● Record list:
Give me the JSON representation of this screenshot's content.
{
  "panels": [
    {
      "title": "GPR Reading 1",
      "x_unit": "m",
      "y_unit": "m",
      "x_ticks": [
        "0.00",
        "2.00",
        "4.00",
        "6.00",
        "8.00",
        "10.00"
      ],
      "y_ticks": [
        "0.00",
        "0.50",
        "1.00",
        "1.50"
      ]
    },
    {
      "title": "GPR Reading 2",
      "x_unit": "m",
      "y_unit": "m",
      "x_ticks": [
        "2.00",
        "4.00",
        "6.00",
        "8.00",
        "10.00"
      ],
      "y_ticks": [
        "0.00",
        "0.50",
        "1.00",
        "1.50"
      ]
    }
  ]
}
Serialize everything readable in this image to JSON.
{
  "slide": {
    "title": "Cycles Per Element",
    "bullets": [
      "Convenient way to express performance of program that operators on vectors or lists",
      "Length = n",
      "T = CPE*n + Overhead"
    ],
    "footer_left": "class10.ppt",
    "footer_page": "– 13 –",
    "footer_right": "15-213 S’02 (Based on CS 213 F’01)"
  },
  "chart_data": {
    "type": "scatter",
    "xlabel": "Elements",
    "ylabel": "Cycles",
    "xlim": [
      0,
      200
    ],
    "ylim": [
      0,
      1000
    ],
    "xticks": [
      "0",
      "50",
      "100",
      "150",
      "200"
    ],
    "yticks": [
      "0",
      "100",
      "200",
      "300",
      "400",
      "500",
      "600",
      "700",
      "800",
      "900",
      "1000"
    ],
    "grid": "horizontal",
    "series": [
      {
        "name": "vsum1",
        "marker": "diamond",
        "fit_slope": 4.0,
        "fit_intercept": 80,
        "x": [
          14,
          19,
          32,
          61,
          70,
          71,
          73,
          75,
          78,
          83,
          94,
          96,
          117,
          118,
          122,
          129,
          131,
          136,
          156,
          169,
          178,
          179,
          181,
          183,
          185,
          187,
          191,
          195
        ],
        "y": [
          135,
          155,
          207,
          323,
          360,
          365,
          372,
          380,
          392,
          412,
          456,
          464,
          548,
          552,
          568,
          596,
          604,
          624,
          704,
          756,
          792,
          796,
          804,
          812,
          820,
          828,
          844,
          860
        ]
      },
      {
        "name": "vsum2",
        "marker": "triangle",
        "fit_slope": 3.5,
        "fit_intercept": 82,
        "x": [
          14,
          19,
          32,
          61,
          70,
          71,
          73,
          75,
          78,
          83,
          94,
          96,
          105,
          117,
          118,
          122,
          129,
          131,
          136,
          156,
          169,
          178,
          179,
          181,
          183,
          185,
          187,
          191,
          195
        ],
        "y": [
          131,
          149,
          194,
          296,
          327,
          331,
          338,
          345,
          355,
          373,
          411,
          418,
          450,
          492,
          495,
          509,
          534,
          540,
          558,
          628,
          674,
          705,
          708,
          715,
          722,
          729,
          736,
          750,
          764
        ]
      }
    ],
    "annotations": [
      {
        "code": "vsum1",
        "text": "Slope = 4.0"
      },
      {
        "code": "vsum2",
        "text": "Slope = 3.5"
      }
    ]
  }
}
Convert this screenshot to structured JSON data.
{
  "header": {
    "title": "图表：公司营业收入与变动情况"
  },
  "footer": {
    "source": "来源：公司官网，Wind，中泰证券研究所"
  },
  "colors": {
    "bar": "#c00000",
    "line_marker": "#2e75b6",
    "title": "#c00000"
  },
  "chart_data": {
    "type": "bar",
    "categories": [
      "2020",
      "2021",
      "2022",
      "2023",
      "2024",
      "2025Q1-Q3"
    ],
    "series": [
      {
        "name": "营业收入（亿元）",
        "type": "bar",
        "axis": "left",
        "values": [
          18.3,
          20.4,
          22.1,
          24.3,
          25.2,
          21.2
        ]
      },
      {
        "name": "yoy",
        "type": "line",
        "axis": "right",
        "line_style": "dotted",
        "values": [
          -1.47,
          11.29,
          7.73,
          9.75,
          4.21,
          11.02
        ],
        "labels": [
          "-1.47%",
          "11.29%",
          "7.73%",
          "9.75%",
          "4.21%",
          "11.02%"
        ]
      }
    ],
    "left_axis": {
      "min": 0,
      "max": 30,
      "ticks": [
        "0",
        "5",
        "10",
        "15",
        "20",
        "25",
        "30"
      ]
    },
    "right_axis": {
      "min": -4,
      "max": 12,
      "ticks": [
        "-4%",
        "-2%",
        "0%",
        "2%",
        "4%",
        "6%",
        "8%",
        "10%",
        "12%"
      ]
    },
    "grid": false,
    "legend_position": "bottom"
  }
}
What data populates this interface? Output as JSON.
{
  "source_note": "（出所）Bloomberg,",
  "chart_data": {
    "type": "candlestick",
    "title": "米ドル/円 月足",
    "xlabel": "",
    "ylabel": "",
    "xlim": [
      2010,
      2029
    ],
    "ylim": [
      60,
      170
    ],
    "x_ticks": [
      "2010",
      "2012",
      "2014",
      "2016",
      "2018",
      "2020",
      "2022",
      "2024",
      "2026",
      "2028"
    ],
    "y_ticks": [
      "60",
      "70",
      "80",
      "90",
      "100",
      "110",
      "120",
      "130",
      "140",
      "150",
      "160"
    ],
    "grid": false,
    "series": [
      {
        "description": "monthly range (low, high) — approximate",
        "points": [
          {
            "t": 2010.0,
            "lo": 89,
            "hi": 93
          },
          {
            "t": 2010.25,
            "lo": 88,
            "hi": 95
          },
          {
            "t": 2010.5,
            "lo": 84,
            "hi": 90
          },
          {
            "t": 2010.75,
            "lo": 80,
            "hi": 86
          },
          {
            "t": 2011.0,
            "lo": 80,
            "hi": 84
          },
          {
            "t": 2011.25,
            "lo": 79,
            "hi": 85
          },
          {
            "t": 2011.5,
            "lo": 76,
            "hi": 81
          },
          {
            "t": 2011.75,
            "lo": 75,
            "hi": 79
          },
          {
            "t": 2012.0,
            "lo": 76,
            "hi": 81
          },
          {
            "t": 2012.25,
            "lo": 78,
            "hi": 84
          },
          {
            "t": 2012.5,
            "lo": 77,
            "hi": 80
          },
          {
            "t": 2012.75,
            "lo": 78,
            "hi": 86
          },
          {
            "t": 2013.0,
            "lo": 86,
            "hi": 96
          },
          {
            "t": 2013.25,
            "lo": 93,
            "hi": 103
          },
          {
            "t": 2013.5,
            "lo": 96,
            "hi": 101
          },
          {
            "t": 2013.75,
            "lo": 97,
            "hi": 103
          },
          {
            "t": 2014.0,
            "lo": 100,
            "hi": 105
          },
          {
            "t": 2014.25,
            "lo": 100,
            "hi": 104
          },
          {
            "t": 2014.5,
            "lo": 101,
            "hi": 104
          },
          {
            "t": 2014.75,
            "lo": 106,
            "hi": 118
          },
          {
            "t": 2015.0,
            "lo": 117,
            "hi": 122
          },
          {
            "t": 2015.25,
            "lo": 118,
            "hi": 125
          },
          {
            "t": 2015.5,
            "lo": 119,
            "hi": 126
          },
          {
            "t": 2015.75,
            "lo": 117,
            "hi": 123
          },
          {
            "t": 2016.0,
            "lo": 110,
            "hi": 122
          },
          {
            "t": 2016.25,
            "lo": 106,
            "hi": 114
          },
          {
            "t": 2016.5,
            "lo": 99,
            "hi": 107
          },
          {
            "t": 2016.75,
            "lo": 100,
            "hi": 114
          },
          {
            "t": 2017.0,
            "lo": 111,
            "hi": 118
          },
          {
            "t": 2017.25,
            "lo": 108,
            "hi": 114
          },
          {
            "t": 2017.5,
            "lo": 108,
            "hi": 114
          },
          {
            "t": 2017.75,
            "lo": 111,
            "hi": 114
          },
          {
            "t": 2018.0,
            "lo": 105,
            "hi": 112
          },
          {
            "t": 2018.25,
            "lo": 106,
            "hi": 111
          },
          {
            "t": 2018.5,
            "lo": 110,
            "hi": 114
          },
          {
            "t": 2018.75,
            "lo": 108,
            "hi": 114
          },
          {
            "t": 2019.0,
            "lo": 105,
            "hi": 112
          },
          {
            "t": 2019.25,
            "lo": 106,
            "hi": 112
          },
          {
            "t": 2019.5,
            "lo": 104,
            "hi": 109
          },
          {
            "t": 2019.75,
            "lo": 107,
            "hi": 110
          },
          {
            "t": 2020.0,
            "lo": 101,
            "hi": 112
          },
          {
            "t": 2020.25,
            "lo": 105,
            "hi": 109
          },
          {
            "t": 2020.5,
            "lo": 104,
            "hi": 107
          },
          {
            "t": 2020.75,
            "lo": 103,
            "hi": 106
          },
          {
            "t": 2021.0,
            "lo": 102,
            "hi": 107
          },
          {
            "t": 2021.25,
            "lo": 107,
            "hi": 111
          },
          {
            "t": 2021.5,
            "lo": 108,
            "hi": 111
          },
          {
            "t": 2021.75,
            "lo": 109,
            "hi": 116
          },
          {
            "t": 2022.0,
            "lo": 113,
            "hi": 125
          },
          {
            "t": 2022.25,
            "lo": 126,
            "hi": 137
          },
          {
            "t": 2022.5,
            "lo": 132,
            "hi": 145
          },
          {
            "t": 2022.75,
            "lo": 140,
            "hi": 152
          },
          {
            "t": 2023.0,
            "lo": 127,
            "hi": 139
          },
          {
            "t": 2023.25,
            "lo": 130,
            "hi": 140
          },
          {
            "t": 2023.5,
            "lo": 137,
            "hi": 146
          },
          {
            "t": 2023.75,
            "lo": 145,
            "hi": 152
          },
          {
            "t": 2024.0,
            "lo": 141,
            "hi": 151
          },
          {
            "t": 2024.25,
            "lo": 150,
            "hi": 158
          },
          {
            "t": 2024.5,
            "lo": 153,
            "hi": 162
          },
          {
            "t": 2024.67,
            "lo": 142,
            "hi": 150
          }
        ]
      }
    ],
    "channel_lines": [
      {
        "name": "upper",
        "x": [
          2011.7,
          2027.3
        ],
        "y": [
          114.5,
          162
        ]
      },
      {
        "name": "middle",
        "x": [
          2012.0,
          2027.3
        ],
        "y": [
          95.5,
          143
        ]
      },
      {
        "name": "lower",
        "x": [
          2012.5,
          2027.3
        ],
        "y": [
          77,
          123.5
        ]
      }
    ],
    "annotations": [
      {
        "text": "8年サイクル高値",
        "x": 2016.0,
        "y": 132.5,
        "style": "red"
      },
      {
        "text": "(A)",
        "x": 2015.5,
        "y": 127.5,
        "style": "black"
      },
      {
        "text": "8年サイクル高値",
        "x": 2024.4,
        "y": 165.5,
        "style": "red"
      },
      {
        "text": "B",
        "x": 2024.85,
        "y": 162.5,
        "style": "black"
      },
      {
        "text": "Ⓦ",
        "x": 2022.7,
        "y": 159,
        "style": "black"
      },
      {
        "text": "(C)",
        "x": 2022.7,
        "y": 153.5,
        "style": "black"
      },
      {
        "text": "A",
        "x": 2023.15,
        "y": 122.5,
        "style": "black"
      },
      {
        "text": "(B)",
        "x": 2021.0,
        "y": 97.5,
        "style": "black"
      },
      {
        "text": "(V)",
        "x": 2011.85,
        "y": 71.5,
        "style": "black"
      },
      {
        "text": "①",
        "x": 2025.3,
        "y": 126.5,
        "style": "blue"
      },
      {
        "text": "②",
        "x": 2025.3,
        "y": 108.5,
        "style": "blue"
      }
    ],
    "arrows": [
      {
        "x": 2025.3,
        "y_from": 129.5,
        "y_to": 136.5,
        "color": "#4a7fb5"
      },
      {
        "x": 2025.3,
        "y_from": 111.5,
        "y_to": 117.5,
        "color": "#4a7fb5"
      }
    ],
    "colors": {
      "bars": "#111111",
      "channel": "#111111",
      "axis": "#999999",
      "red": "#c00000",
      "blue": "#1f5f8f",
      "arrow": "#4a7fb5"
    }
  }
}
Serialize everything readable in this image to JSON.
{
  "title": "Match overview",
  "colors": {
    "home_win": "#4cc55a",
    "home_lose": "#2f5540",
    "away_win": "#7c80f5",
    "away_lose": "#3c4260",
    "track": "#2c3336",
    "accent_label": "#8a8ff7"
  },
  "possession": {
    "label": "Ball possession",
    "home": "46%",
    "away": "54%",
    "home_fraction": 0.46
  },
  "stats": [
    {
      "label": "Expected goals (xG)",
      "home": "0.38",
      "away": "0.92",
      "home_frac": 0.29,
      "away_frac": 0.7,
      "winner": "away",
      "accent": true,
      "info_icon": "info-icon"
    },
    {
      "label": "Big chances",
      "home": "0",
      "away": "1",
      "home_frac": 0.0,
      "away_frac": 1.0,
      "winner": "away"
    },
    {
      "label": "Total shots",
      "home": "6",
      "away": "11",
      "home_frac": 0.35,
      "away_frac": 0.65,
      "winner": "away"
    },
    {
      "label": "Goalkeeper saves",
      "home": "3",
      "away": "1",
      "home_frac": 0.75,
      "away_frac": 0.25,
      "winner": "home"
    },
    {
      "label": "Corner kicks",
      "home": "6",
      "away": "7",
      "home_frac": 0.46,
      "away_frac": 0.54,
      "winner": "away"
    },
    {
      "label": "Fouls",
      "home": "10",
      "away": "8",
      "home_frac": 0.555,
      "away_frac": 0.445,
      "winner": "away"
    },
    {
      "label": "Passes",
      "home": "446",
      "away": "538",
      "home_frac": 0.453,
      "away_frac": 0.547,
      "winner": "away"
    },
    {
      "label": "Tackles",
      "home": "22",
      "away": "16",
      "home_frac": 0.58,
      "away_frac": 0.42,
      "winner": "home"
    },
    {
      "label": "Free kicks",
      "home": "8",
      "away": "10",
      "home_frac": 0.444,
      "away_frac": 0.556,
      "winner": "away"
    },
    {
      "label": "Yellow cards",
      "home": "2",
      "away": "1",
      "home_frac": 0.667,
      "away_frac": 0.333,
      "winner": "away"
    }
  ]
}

● Task objective: Identify the lines that hold the word "JSON". Copy every one of them.

● Answer to the exercise:
Give me the JSON representation of this screenshot's content.
Serialize everything readable in this image to JSON.
Convert this screenshot to structured JSON data.
What data populates this interface? Output as JSON.
Serialize everything readable in this image to JSON.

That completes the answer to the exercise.